Text to read
=======

Circumnavigation of the Svalbard Archipelago ..by Ramdas Iyer
13.07.2014 - 23.07.2014
I had just put aside the compelling and thrilling book about the first US expedition of the Arctic in 1870 on the USS Jeanette written by Hampton Sides; a detailed narration of a failed expedition to the North pole that had the attention of the entire nation. Understanding the history of polar expeditions is very important so I have made an attempt here to condense several articles into a few lines. Polar regions were little understood by scientists during the Victorian era when major geographic explorations was a strategy to expand the Empire .Even though attempting to reach the North pole was fraught with danger many explorers repeatedly risked their lives to reach the lands of the frigid unknown. Interest in the northern polar regions started when the Turks conquered Constantinople around 1450 making it hard for Europeans to trade with the east. This event set about a string of explorations including those of Columbus( 1492) and Vasco De Gama (1497) to seek alternate routes to the east. During the Elizabethan era in Britain, the possibility of a northern passage to Asia was considered and since the early 1700s until the ultimate navigation of the Northwest passage in 1903 by Raold Amundsen( Norway) many attempts were made to discover the northern expanses. I could feel the frustration of pseudo scientists and brave explorers who tried to fathom this unmapped area, while reading the book mentioned above named "Into the Kingdom of Ice". Great explorers including Francis Drake, Captain James cook and Henry Hudson attempted to find this 900 mile passageway that sits a few hundred miles above the arctic circle, connecting the Atlantic with the Pacific oceans. Once this was finally accomplished, the search for the North pole began by land based expeditions after crossing the 80th parallel. Robert Peary(USA) achieved this in 1909 setting out from Ellesmere Island in Canada.

=======

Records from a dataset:
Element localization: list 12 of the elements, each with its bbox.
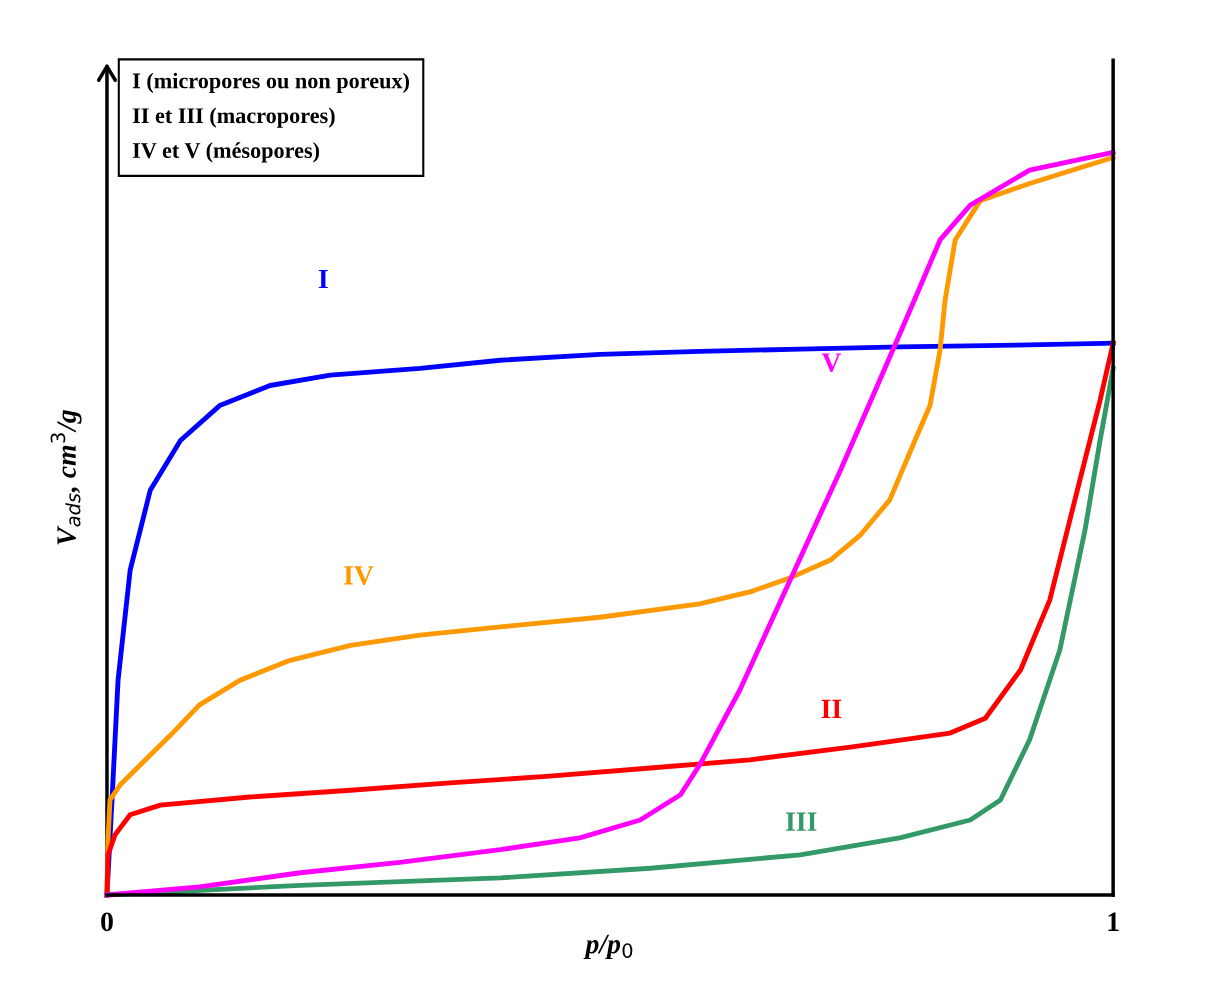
text: IV [344, 566, 374, 585]
x-axis-title: p/p$_{0}$ [583, 934, 633, 960]
x-tick-label: 1 [1108, 912, 1119, 931]
x-tick-label: 0 [101, 912, 113, 932]
annotation: IV et V (mésopores) [132, 142, 320, 163]
series-label: V [821, 353, 842, 373]
y-axis-title: V$_{ads}$, cm$^{3}$/g [50, 410, 82, 545]
text: I (micropores ou non poreux) [132, 72, 409, 93]
series-label: II [821, 699, 842, 719]
text: I [318, 269, 328, 289]
series-label: III [785, 812, 817, 831]
text: II et III (macropores) [132, 107, 335, 128]
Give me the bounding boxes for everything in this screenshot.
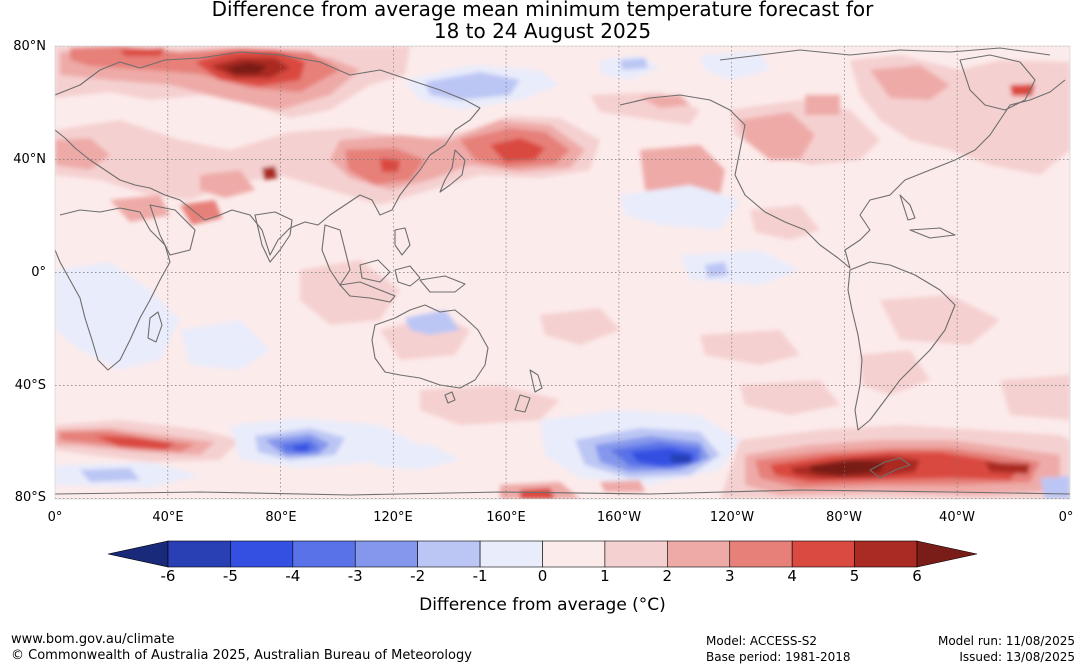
anomaly-field bbox=[55, 46, 1070, 499]
footer-issued: Issued: 13/08/2025 bbox=[959, 650, 1075, 664]
lon-label-0-east: 0° bbox=[1058, 510, 1074, 525]
lat-label-80n: 80°N bbox=[13, 39, 46, 54]
colorbar-segment bbox=[417, 540, 481, 568]
lon-label-120e: 120°E bbox=[373, 510, 413, 525]
colorbar-extend-low bbox=[107, 540, 169, 568]
colorbar-tick-label: -1 bbox=[472, 567, 488, 585]
colorbar-extend-high bbox=[916, 540, 978, 568]
chart-subtitle: 18 to 24 August 2025 bbox=[433, 19, 652, 43]
colorbar-tick-label: 4 bbox=[787, 567, 797, 585]
lon-label-160e: 160°E bbox=[486, 510, 526, 525]
colorbar-label: Difference from average (°C) bbox=[419, 595, 666, 615]
colorbar-segment bbox=[791, 540, 855, 568]
lon-label-160w: 160°W bbox=[596, 510, 642, 525]
footer-model-run: Model run: 11/08/2025 bbox=[937, 634, 1075, 648]
colorbar-tick-label: 1 bbox=[600, 567, 610, 585]
graticule bbox=[55, 46, 1070, 499]
colorbar-segment bbox=[292, 540, 356, 568]
map-frame bbox=[54, 45, 1071, 500]
forecast-map bbox=[54, 45, 1071, 500]
footer-model: Model: ACCESS-S2 bbox=[706, 634, 818, 648]
colorbar-tick-label: -4 bbox=[285, 567, 301, 585]
lat-label-40n: 40°N bbox=[13, 152, 46, 167]
lon-label-40w: 40°W bbox=[939, 510, 975, 525]
lon-label-80e: 80°E bbox=[265, 510, 297, 525]
colorbar-tick-label: 5 bbox=[849, 567, 860, 585]
lat-label-40s: 40°S bbox=[14, 378, 46, 393]
colorbar-segment bbox=[479, 540, 543, 568]
colorbar-tick-label: 3 bbox=[724, 567, 735, 585]
footer-copyright: © Commonwealth of Australia 2025, Austra… bbox=[11, 648, 472, 663]
colorbar-tick-label: 0 bbox=[537, 567, 548, 585]
colorbar-segment bbox=[542, 540, 606, 568]
lon-label-120w: 120°W bbox=[709, 510, 755, 525]
colorbar-segment bbox=[167, 540, 231, 568]
colorbar-segment bbox=[729, 540, 793, 568]
lon-label-80w: 80°W bbox=[826, 510, 862, 525]
colorbar-segment bbox=[230, 540, 294, 568]
colorbar-segment bbox=[604, 540, 668, 568]
colorbar-segment bbox=[354, 540, 418, 568]
colorbar-tick-label: -5 bbox=[222, 567, 238, 585]
land-outlines bbox=[55, 47, 1070, 496]
colorbar-tick-label: -2 bbox=[410, 567, 426, 585]
lon-label-40e: 40°E bbox=[152, 510, 184, 525]
colorbar-tick-label: -3 bbox=[347, 567, 363, 585]
colorbar-tick-label: -6 bbox=[160, 567, 176, 585]
footer-base-period: Base period: 1981-2018 bbox=[706, 650, 851, 664]
colorbar-tick-label: 6 bbox=[912, 567, 922, 585]
lat-label-0: 0° bbox=[31, 265, 46, 280]
lat-label-80s: 80°S bbox=[14, 490, 46, 505]
colorbar-segment bbox=[667, 540, 731, 568]
lon-label-0-west: 0° bbox=[47, 510, 63, 525]
colorbar-tick-label: 2 bbox=[662, 567, 673, 585]
chart-title: Difference from average mean minimum tem… bbox=[211, 0, 874, 21]
colorbar-segment bbox=[854, 540, 918, 568]
footer-url: www.bom.gov.au/climate bbox=[11, 632, 175, 647]
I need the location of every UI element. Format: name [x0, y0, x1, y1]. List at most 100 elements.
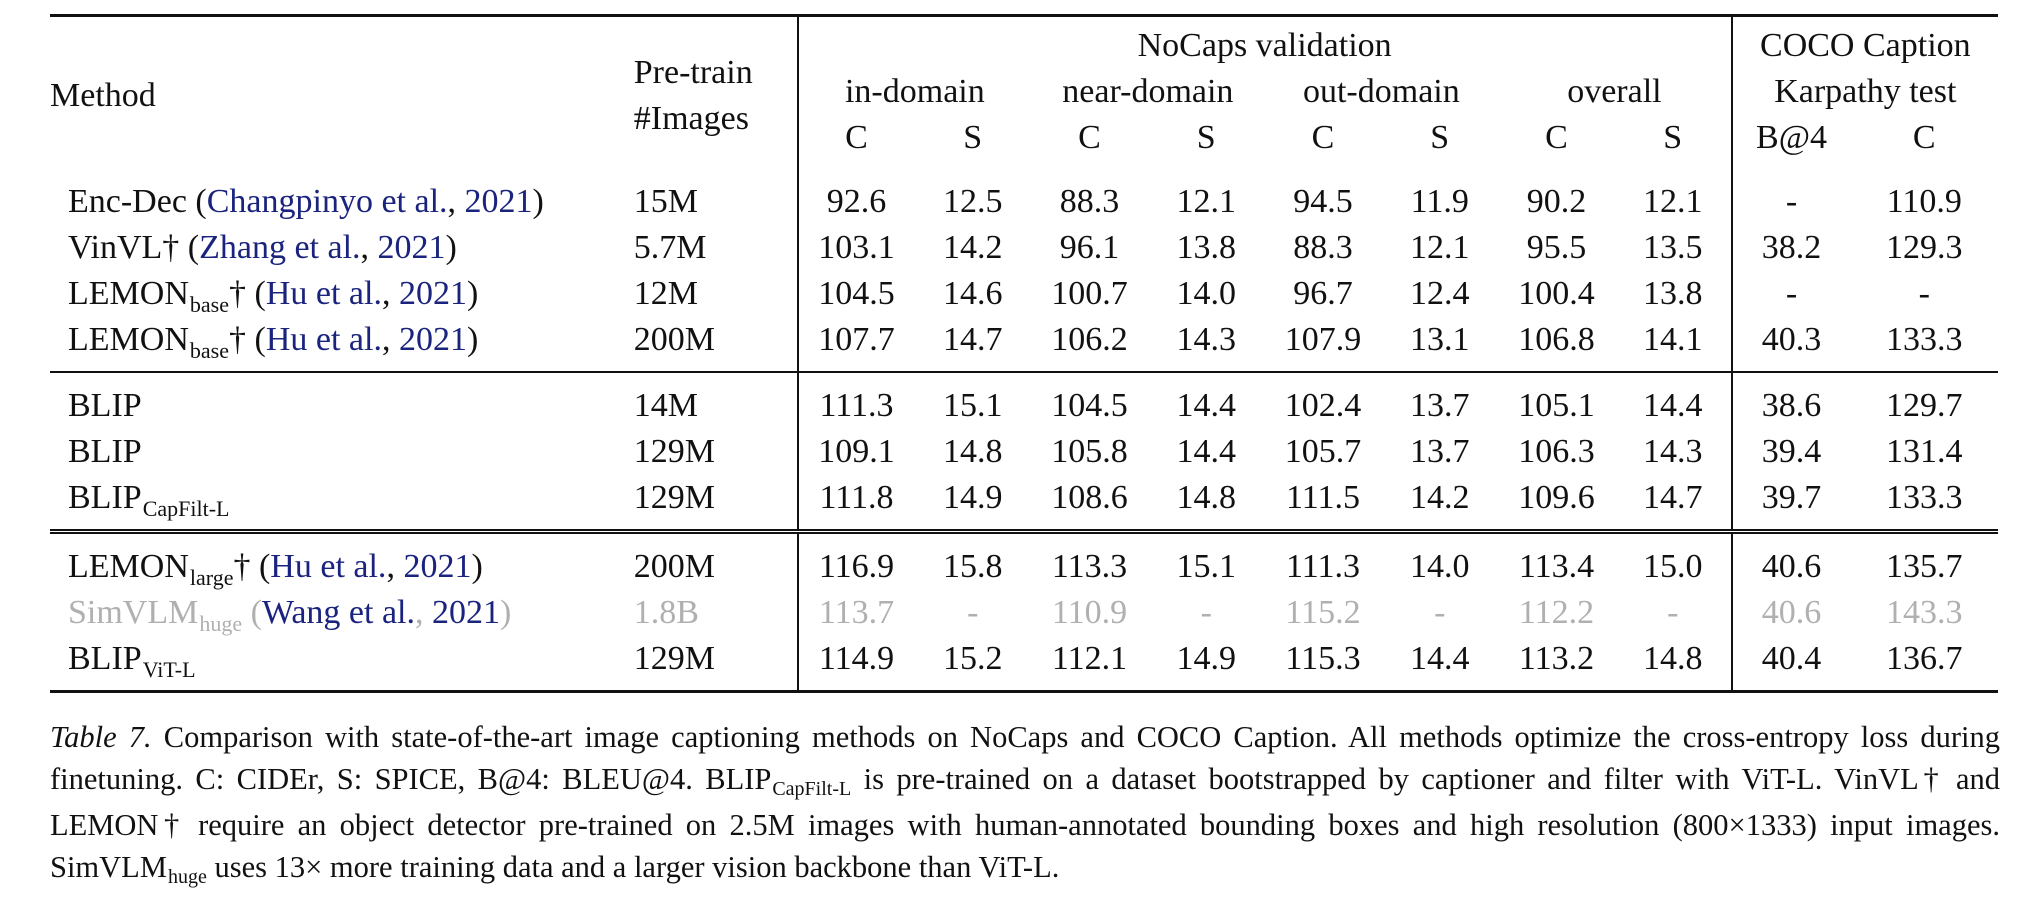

=======

Tasks and exercises
a: In the text on polar exploration, which event first stirred European interest in the northern polar regions?
b: Summarize the text on polar exploration in two sentences.
The rows have no connection to the text.

Exercise responses
a: The Turks' conquest of Constantinople around 1450, which made it hard for Europeans to trade with the east.

b: After finishing a book by Hampton Sides on the failed USS Jeanette expedition to the North Pole, the writer condenses the history of polar exploration, noting that the polar regions were little understood during the Victorian era and that many explorers risked their lives to reach them. Interest began when the Turks conquered Constantinople around 1450 and hindered European trade with the east, leading to many attempts to find a northern passage to Asia until it was navigated in 1903, after which land-based expeditions set out in search of the North Pole.